Problem requirements >> Reproduce every line of the records below without any change, but leave out the pictures.

Listings of boxed layout items >>
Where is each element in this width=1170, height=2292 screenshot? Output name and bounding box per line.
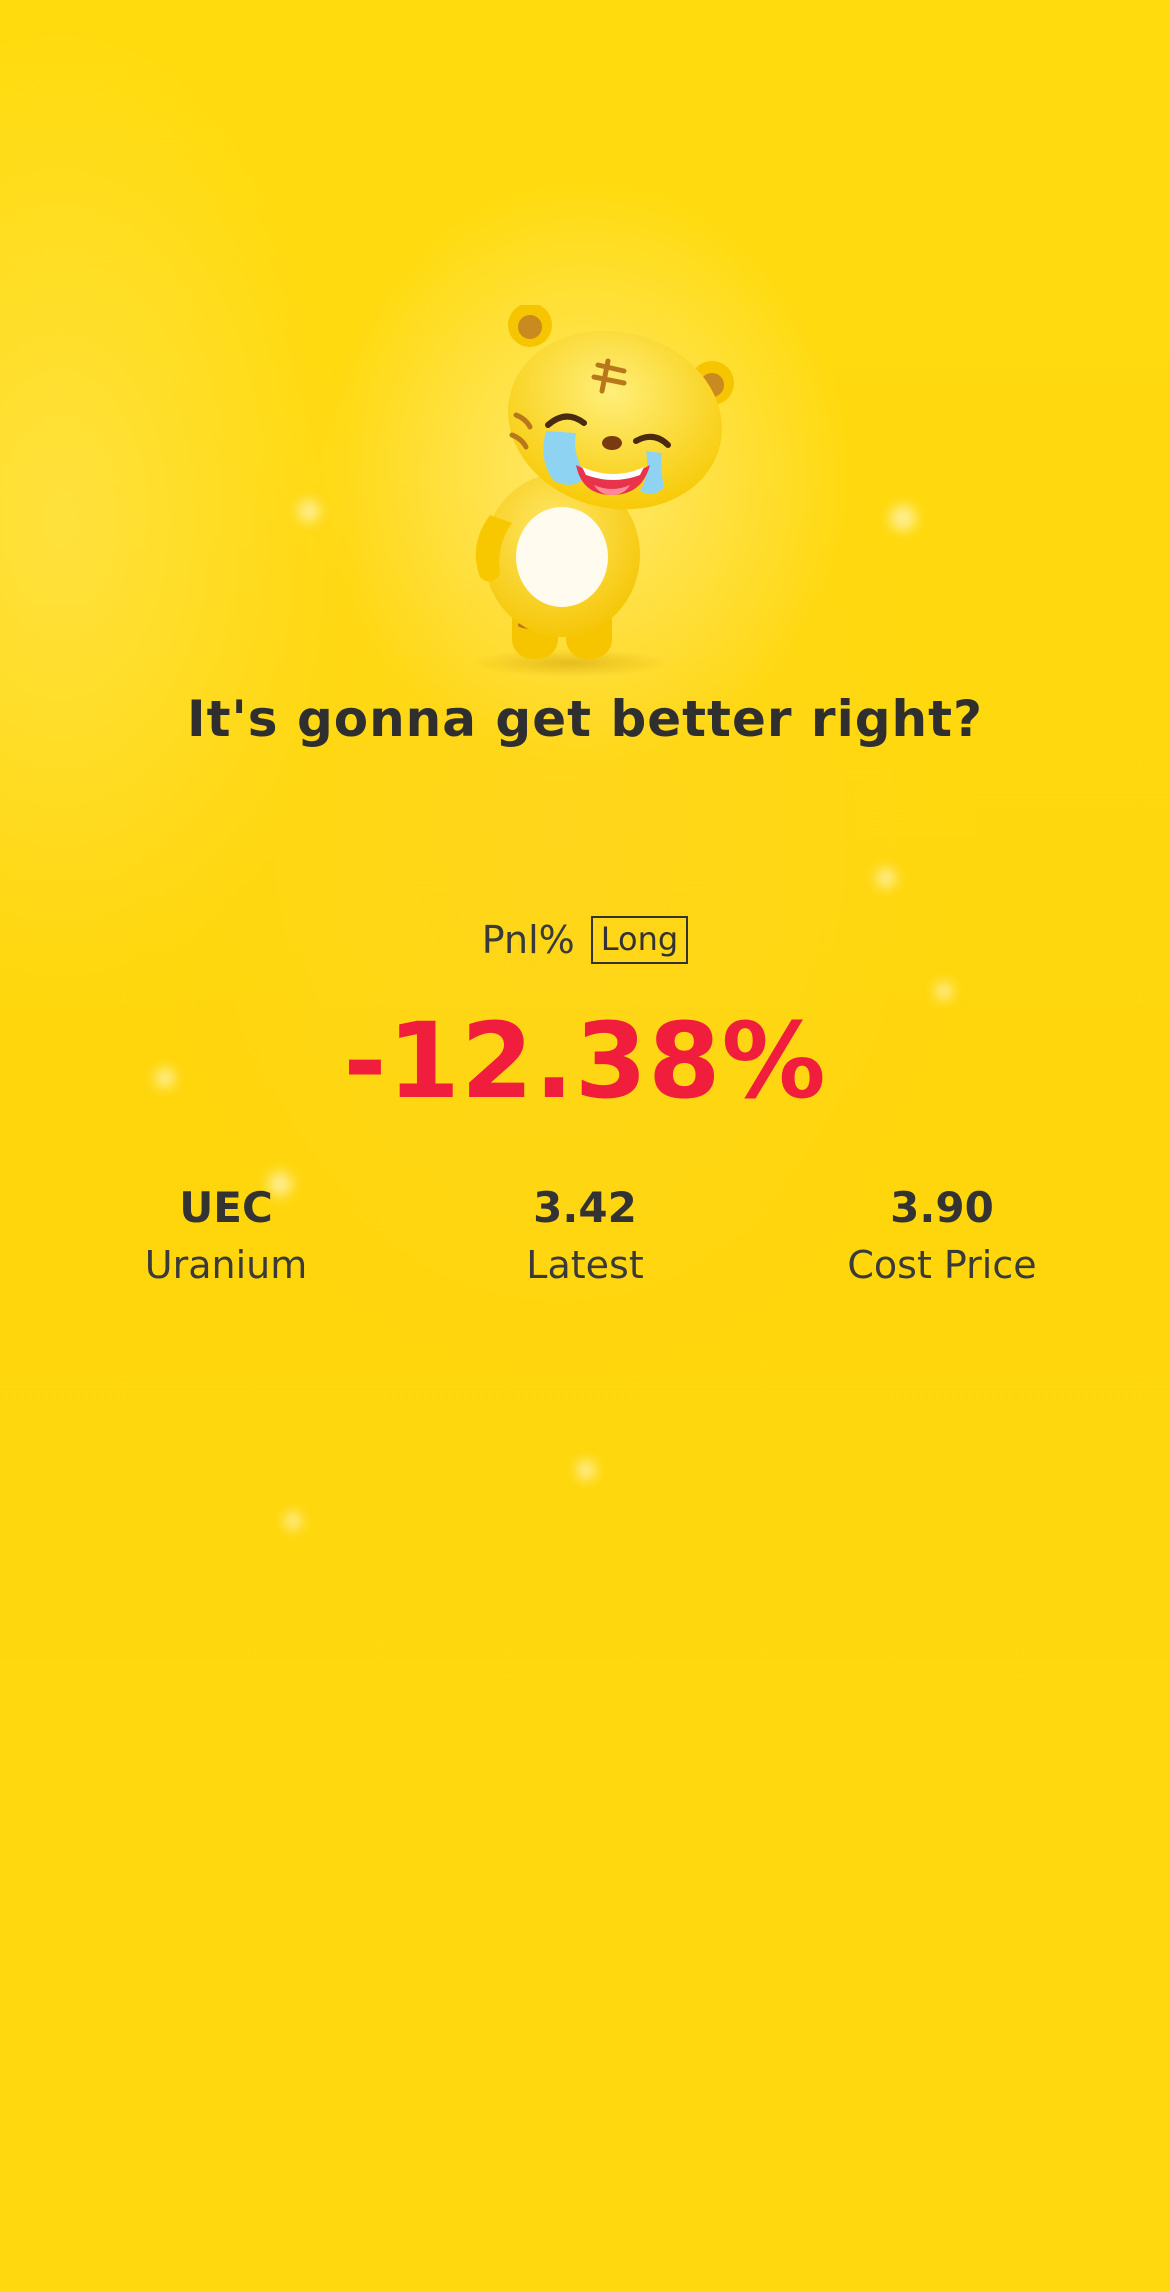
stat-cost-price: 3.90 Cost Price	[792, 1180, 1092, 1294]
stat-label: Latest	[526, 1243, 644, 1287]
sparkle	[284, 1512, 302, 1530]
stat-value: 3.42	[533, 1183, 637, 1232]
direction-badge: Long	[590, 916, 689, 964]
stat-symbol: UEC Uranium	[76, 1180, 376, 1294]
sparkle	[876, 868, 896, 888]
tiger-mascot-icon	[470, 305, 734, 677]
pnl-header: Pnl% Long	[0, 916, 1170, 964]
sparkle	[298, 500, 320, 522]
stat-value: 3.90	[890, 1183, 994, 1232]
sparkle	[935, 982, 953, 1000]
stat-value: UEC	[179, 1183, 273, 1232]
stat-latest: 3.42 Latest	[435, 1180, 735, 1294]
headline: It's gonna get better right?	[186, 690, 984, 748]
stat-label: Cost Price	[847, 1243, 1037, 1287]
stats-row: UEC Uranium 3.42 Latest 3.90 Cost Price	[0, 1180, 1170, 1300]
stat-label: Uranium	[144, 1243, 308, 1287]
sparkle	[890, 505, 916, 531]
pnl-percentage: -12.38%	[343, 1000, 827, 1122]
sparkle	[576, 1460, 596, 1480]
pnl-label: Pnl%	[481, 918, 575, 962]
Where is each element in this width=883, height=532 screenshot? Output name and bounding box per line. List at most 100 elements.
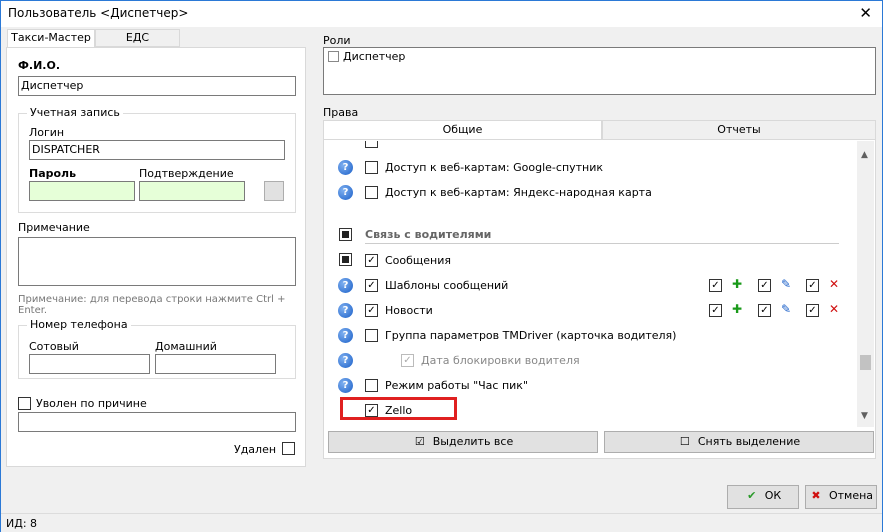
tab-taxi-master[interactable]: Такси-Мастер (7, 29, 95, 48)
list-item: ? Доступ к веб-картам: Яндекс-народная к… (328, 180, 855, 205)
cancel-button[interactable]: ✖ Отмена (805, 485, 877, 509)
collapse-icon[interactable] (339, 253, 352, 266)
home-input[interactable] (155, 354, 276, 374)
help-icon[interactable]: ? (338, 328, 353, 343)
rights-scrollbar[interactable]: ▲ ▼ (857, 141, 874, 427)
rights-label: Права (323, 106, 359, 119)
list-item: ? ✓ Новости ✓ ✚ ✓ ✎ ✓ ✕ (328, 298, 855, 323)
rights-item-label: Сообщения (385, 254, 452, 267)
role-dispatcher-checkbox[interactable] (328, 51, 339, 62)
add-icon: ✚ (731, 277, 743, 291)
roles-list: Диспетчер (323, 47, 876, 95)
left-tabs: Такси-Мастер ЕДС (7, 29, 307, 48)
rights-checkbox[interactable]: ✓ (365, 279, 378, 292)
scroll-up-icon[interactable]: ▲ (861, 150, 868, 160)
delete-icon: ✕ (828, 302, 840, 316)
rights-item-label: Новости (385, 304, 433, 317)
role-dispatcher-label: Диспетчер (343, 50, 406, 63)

Solution to this problem >>
Where is each element in this width=1170, height=2292 screenshot? Output name and bounding box per line.
stat-cost-price: 3.90 Cost Price	[792, 1180, 1092, 1294]
stat-label: Latest	[526, 1243, 644, 1287]
sparkle	[284, 1512, 302, 1530]
stat-value: 3.42	[533, 1183, 637, 1232]
direction-badge: Long	[590, 916, 689, 964]
stat-symbol: UEC Uranium	[76, 1180, 376, 1294]
sparkle	[876, 868, 896, 888]
tiger-mascot-icon	[470, 305, 734, 677]
pnl-header: Pnl% Long	[0, 916, 1170, 964]
sparkle	[298, 500, 320, 522]
stat-value: 3.90	[890, 1183, 994, 1232]
sparkle	[935, 982, 953, 1000]
stat-value: UEC	[179, 1183, 273, 1232]
stat-latest: 3.42 Latest	[435, 1180, 735, 1294]
headline: It's gonna get better right?	[186, 690, 984, 748]
stat-label: Cost Price	[847, 1243, 1037, 1287]
stats-row: UEC Uranium 3.42 Latest 3.90 Cost Price	[0, 1180, 1170, 1300]
stat-label: Uranium	[144, 1243, 308, 1287]
sparkle	[890, 505, 916, 531]
pnl-percentage: -12.38%	[343, 1000, 827, 1122]
sparkle	[576, 1460, 596, 1480]
pnl-label: Pnl%	[481, 918, 575, 962]
Where is each element in this width=883, height=532 screenshot? Output name and bounding box per line. List at most 100 elements.
tab-taxi-master[interactable]: Такси-Мастер (7, 29, 95, 48)
list-item: ? Доступ к веб-картам: Яндекс-народная к… (328, 180, 855, 205)
cancel-button[interactable]: ✖ Отмена (805, 485, 877, 509)
collapse-icon[interactable] (339, 253, 352, 266)
home-input[interactable] (155, 354, 276, 374)
help-icon[interactable]: ? (338, 328, 353, 343)
rights-scrollbar[interactable]: ▲ ▼ (857, 141, 874, 427)
rights-label: Права (323, 106, 359, 119)
list-item: ? ✓ Новости ✓ ✚ ✓ ✎ ✓ ✕ (328, 298, 855, 323)
rights-item-label: Сообщения (385, 254, 452, 267)
role-dispatcher-checkbox[interactable] (328, 51, 339, 62)
add-icon: ✚ (731, 277, 743, 291)
roles-list: Диспетчер (323, 47, 876, 95)
left-tabs: Такси-Мастер ЕДС (7, 29, 307, 48)
rights-checkbox[interactable]: ✓ (365, 279, 378, 292)
scroll-up-icon[interactable]: ▲ (861, 150, 868, 160)
delete-icon: ✕ (828, 302, 840, 316)
rights-item-label: Новости (385, 304, 433, 317)
role-dispatcher-label: Диспетчер (343, 50, 406, 63)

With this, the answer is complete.